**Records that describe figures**
---

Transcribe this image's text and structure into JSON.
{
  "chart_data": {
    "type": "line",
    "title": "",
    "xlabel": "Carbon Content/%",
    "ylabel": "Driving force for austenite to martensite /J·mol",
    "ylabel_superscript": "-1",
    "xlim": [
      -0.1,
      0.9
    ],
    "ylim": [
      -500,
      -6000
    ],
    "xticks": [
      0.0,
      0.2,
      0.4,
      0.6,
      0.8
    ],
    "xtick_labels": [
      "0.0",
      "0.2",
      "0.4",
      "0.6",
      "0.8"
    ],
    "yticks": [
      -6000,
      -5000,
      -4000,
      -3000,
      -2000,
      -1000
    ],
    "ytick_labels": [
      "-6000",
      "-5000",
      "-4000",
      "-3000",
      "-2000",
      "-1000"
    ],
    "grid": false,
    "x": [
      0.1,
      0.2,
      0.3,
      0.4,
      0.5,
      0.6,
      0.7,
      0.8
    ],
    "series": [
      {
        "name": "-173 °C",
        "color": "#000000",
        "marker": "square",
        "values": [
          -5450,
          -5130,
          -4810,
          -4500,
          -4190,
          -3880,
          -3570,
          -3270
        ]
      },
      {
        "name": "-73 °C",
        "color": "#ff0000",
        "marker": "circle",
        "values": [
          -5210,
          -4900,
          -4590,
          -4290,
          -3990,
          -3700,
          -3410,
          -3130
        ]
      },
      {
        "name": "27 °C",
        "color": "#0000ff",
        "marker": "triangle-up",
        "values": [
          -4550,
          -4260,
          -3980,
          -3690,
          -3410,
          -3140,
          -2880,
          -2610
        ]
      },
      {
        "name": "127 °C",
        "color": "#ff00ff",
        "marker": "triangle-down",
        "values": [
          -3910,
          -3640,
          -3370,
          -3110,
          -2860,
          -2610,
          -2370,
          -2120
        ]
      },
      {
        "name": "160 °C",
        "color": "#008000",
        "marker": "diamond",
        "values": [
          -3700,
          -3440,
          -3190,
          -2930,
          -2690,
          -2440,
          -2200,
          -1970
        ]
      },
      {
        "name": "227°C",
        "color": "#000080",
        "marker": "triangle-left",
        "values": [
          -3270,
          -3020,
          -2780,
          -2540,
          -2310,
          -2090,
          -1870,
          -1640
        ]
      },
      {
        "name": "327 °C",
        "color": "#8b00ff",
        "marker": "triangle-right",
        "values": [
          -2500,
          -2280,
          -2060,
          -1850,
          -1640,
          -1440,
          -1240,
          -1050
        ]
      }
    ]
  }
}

---

Extract the complete listing above, reproducing each line exactly.

**Solution for this problem**
Transcribe this image's text and structure into JSON.
{
  "chart_data": {
    "type": "line",
    "title": "",
    "xlabel": "Carbon Content/%",
    "ylabel": "Driving force for austenite to martensite /J·mol",
    "ylabel_superscript": "-1",
    "xlim": [
      -0.1,
      0.9
    ],
    "ylim": [
      -500,
      -6000
    ],
    "xticks": [
      0.0,
      0.2,
      0.4,
      0.6,
      0.8
    ],
    "xtick_labels": [
      "0.0",
      "0.2",
      "0.4",
      "0.6",
      "0.8"
    ],
    "yticks": [
      -6000,
      -5000,
      -4000,
      -3000,
      -2000,
      -1000
    ],
    "ytick_labels": [
      "-6000",
      "-5000",
      "-4000",
      "-3000",
      "-2000",
      "-1000"
    ],
    "grid": false,
    "x": [
      0.1,
      0.2,
      0.3,
      0.4,
      0.5,
      0.6,
      0.7,
      0.8
    ],
    "series": [
      {
        "name": "-173 °C",
        "color": "#000000",
        "marker": "square",
        "values": [
          -5450,
          -5130,
          -4810,
          -4500,
          -4190,
          -3880,
          -3570,
          -3270
        ]
      },
      {
        "name": "-73 °C",
        "color": "#ff0000",
        "marker": "circle",
        "values": [
          -5210,
          -4900,
          -4590,
          -4290,
          -3990,
          -3700,
          -3410,
          -3130
        ]
      },
      {
        "name": "27 °C",
        "color": "#0000ff",
        "marker": "triangle-up",
        "values": [
          -4550,
          -4260,
          -3980,
          -3690,
          -3410,
          -3140,
          -2880,
          -2610
        ]
      },
      {
        "name": "127 °C",
        "color": "#ff00ff",
        "marker": "triangle-down",
        "values": [
          -3910,
          -3640,
          -3370,
          -3110,
          -2860,
          -2610,
          -2370,
          -2120
        ]
      },
      {
        "name": "160 °C",
        "color": "#008000",
        "marker": "diamond",
        "values": [
          -3700,
          -3440,
          -3190,
          -2930,
          -2690,
          -2440,
          -2200,
          -1970
        ]
      },
      {
        "name": "227°C",
        "color": "#000080",
        "marker": "triangle-left",
        "values": [
          -3270,
          -3020,
          -2780,
          -2540,
          -2310,
          -2090,
          -1870,
          -1640
        ]
      },
      {
        "name": "327 °C",
        "color": "#8b00ff",
        "marker": "triangle-right",
        "values": [
          -2500,
          -2280,
          -2060,
          -1850,
          -1640,
          -1440,
          -1240,
          -1050
        ]
      }
    ]
  }
}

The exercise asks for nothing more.